## PROMPT
Transcribe the material below exactly as it appears.

## DATASET
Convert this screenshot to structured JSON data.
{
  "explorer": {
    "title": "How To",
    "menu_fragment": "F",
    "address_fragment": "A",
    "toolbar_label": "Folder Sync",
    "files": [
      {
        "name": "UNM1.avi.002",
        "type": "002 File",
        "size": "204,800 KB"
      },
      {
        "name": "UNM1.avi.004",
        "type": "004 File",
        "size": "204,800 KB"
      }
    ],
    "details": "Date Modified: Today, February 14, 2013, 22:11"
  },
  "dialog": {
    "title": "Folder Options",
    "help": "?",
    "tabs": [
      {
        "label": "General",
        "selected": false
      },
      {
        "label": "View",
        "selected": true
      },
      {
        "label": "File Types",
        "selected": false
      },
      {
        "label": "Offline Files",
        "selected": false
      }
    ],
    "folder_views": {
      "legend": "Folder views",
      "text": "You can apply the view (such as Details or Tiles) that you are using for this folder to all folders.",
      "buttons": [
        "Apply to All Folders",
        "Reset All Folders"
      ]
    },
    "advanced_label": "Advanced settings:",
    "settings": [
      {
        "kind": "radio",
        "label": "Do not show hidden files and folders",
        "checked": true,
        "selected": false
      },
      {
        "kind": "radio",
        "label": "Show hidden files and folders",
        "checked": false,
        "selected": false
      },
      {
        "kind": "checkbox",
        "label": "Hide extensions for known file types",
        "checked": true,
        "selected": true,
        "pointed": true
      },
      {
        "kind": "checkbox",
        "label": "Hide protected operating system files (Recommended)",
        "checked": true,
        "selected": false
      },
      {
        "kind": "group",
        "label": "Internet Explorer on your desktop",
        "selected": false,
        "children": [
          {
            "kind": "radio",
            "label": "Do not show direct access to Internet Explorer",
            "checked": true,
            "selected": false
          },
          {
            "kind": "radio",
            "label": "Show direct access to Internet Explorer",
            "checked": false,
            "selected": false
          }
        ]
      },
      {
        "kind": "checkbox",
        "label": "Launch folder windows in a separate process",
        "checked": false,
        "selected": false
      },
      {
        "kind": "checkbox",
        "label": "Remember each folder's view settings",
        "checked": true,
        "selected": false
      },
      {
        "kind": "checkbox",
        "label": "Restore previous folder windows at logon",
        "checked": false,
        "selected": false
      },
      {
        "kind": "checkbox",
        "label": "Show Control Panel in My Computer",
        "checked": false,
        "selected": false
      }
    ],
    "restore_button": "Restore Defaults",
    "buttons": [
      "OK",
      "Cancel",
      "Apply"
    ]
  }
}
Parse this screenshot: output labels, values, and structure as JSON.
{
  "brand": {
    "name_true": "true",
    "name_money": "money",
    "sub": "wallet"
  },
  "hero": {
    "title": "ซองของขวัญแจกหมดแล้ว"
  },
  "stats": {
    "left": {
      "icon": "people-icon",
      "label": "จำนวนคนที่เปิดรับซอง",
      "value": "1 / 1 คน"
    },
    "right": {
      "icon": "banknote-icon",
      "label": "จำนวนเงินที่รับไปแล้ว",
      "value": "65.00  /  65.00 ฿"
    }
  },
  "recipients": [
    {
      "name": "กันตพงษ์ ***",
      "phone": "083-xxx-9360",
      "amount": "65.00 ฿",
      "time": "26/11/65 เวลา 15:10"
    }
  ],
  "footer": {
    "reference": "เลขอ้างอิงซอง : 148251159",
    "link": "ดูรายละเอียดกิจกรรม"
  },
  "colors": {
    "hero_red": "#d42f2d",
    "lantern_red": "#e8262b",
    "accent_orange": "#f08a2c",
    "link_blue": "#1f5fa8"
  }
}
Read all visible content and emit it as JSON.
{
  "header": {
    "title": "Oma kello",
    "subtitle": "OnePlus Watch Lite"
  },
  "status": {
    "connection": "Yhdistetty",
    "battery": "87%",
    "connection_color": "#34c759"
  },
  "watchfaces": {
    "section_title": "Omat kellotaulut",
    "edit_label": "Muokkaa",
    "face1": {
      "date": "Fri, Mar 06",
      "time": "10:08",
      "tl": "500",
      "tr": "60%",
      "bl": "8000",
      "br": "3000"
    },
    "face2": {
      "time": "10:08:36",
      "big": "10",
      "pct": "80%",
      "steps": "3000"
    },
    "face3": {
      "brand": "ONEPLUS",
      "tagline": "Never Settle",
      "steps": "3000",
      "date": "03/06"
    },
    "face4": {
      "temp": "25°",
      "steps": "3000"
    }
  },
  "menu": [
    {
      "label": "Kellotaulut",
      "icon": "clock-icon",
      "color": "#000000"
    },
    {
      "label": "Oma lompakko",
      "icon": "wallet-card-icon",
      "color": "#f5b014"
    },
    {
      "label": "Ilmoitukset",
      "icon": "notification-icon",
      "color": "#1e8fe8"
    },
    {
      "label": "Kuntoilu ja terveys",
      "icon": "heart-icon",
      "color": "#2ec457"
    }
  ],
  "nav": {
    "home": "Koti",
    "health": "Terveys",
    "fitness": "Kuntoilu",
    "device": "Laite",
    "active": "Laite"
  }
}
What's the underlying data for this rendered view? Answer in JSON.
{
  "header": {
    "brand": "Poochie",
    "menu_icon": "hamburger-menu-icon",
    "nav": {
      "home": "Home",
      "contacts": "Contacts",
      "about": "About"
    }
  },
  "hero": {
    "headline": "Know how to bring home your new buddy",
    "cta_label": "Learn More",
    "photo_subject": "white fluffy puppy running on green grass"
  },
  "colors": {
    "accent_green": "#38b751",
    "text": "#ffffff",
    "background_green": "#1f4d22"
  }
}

## EXERCISE ANSWER
Convert this screenshot to structured JSON data.
{
  "explorer": {
    "title": "How To",
    "menu_fragment": "F",
    "address_fragment": "A",
    "toolbar_label": "Folder Sync",
    "files": [
      {
        "name": "UNM1.avi.002",
        "type": "002 File",
        "size": "204,800 KB"
      },
      {
        "name": "UNM1.avi.004",
        "type": "004 File",
        "size": "204,800 KB"
      }
    ],
    "details": "Date Modified: Today, February 14, 2013, 22:11"
  },
  "dialog": {
    "title": "Folder Options",
    "help": "?",
    "tabs": [
      {
        "label": "General",
        "selected": false
      },
      {
        "label": "View",
        "selected": true
      },
      {
        "label": "File Types",
        "selected": false
      },
      {
        "label": "Offline Files",
        "selected": false
      }
    ],
    "folder_views": {
      "legend": "Folder views",
      "text": "You can apply the view (such as Details or Tiles) that you are using for this folder to all folders.",
      "buttons": [
        "Apply to All Folders",
        "Reset All Folders"
      ]
    },
    "advanced_label": "Advanced settings:",
    "settings": [
      {
        "kind": "radio",
        "label": "Do not show hidden files and folders",
        "checked": true,
        "selected": false
      },
      {
        "kind": "radio",
        "label": "Show hidden files and folders",
        "checked": false,
        "selected": false
      },
      {
        "kind": "checkbox",
        "label": "Hide extensions for known file types",
        "checked": true,
        "selected": true,
        "pointed": true
      },
      {
        "kind": "checkbox",
        "label": "Hide protected operating system files (Recommended)",
        "checked": true,
        "selected": false
      },
      {
        "kind": "group",
        "label": "Internet Explorer on your desktop",
        "selected": false,
        "children": [
          {
            "kind": "radio",
            "label": "Do not show direct access to Internet Explorer",
            "checked": true,
            "selected": false
          },
          {
            "kind": "radio",
            "label": "Show direct access to Internet Explorer",
            "checked": false,
            "selected": false
          }
        ]
      },
      {
        "kind": "checkbox",
        "label": "Launch folder windows in a separate process",
        "checked": false,
        "selected": false
      },
      {
        "kind": "checkbox",
        "label": "Remember each folder's view settings",
        "checked": true,
        "selected": false
      },
      {
        "kind": "checkbox",
        "label": "Restore previous folder windows at logon",
        "checked": false,
        "selected": false
      },
      {
        "kind": "checkbox",
        "label": "Show Control Panel in My Computer",
        "checked": false,
        "selected": false
      }
    ],
    "restore_button": "Restore Defaults",
    "buttons": [
      "OK",
      "Cancel",
      "Apply"
    ]
  }
}
Parse this screenshot: output labels, values, and structure as JSON.
{
  "brand": {
    "name_true": "true",
    "name_money": "money",
    "sub": "wallet"
  },
  "hero": {
    "title": "ซองของขวัญแจกหมดแล้ว"
  },
  "stats": {
    "left": {
      "icon": "people-icon",
      "label": "จำนวนคนที่เปิดรับซอง",
      "value": "1 / 1 คน"
    },
    "right": {
      "icon": "banknote-icon",
      "label": "จำนวนเงินที่รับไปแล้ว",
      "value": "65.00  /  65.00 ฿"
    }
  },
  "recipients": [
    {
      "name": "กันตพงษ์ ***",
      "phone": "083-xxx-9360",
      "amount": "65.00 ฿",
      "time": "26/11/65 เวลา 15:10"
    }
  ],
  "footer": {
    "reference": "เลขอ้างอิงซอง : 148251159",
    "link": "ดูรายละเอียดกิจกรรม"
  },
  "colors": {
    "hero_red": "#d42f2d",
    "lantern_red": "#e8262b",
    "accent_orange": "#f08a2c",
    "link_blue": "#1f5fa8"
  }
}
Read all visible content and emit it as JSON.
{
  "header": {
    "title": "Oma kello",
    "subtitle": "OnePlus Watch Lite"
  },
  "status": {
    "connection": "Yhdistetty",
    "battery": "87%",
    "connection_color": "#34c759"
  },
  "watchfaces": {
    "section_title": "Omat kellotaulut",
    "edit_label": "Muokkaa",
    "face1": {
      "date": "Fri, Mar 06",
      "time": "10:08",
      "tl": "500",
      "tr": "60%",
      "bl": "8000",
      "br": "3000"
    },
    "face2": {
      "time": "10:08:36",
      "big": "10",
      "pct": "80%",
      "steps": "3000"
    },
    "face3": {
      "brand": "ONEPLUS",
      "tagline": "Never Settle",
      "steps": "3000",
      "date": "03/06"
    },
    "face4": {
      "temp": "25°",
      "steps": "3000"
    }
  },
  "menu": [
    {
      "label": "Kellotaulut",
      "icon": "clock-icon",
      "color": "#000000"
    },
    {
      "label": "Oma lompakko",
      "icon": "wallet-card-icon",
      "color": "#f5b014"
    },
    {
      "label": "Ilmoitukset",
      "icon": "notification-icon",
      "color": "#1e8fe8"
    },
    {
      "label": "Kuntoilu ja terveys",
      "icon": "heart-icon",
      "color": "#2ec457"
    }
  ],
  "nav": {
    "home": "Koti",
    "health": "Terveys",
    "fitness": "Kuntoilu",
    "device": "Laite",
    "active": "Laite"
  }
}
What's the underlying data for this rendered view? Answer in JSON.
{
  "header": {
    "brand": "Poochie",
    "menu_icon": "hamburger-menu-icon",
    "nav": {
      "home": "Home",
      "contacts": "Contacts",
      "about": "About"
    }
  },
  "hero": {
    "headline": "Know how to bring home your new buddy",
    "cta_label": "Learn More",
    "photo_subject": "white fluffy puppy running on green grass"
  },
  "colors": {
    "accent_green": "#38b751",
    "text": "#ffffff",
    "background_green": "#1f4d22"
  }
}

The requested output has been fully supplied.